▶ **Challenge**: Restate the whole of the material. Keep every word, and drop the pictures.

▶ **Given data**:

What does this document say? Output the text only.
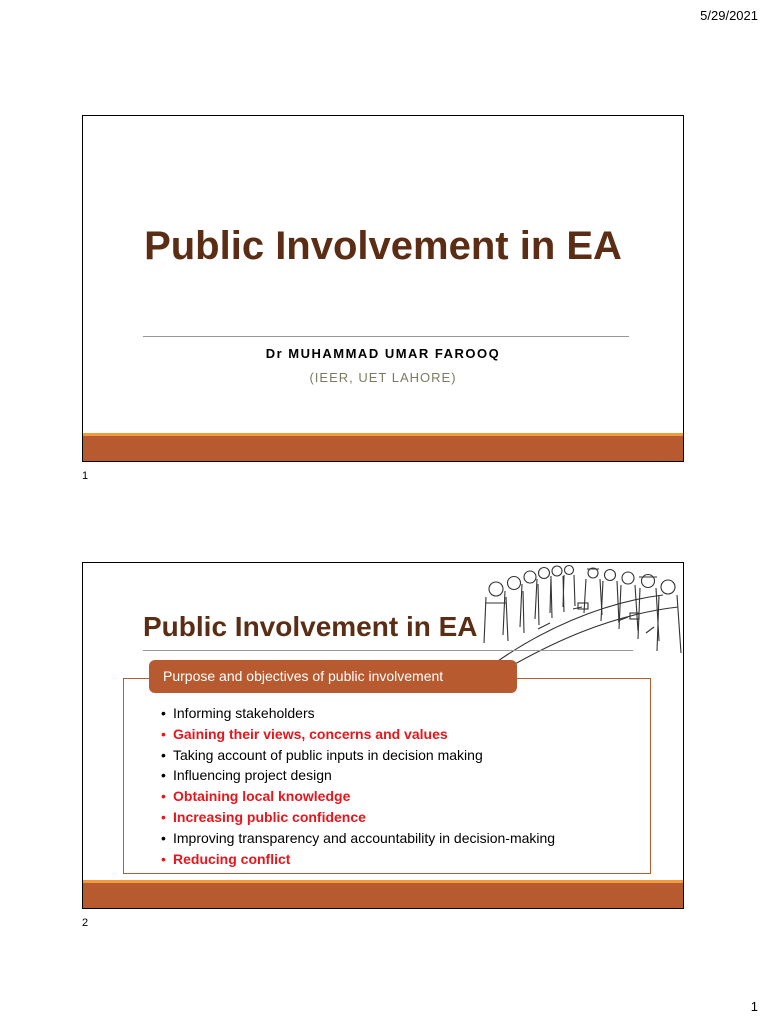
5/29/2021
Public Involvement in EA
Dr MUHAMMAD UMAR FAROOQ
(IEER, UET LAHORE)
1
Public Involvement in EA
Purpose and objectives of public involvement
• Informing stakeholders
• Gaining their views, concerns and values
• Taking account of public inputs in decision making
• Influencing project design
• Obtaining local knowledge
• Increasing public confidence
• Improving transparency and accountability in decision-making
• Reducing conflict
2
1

▶ **Full solution**:
What does this document say? Output the text only.
5/29/2021
Public Involvement in EA
Dr MUHAMMAD UMAR FAROOQ
(IEER, UET LAHORE)
1
Public Involvement in EA
Purpose and objectives of public involvement
• Informing stakeholders
• Gaining their views, concerns and values
• Taking account of public inputs in decision making
• Influencing project design
• Obtaining local knowledge
• Increasing public confidence
• Improving transparency and accountability in decision-making
• Reducing conflict
2
1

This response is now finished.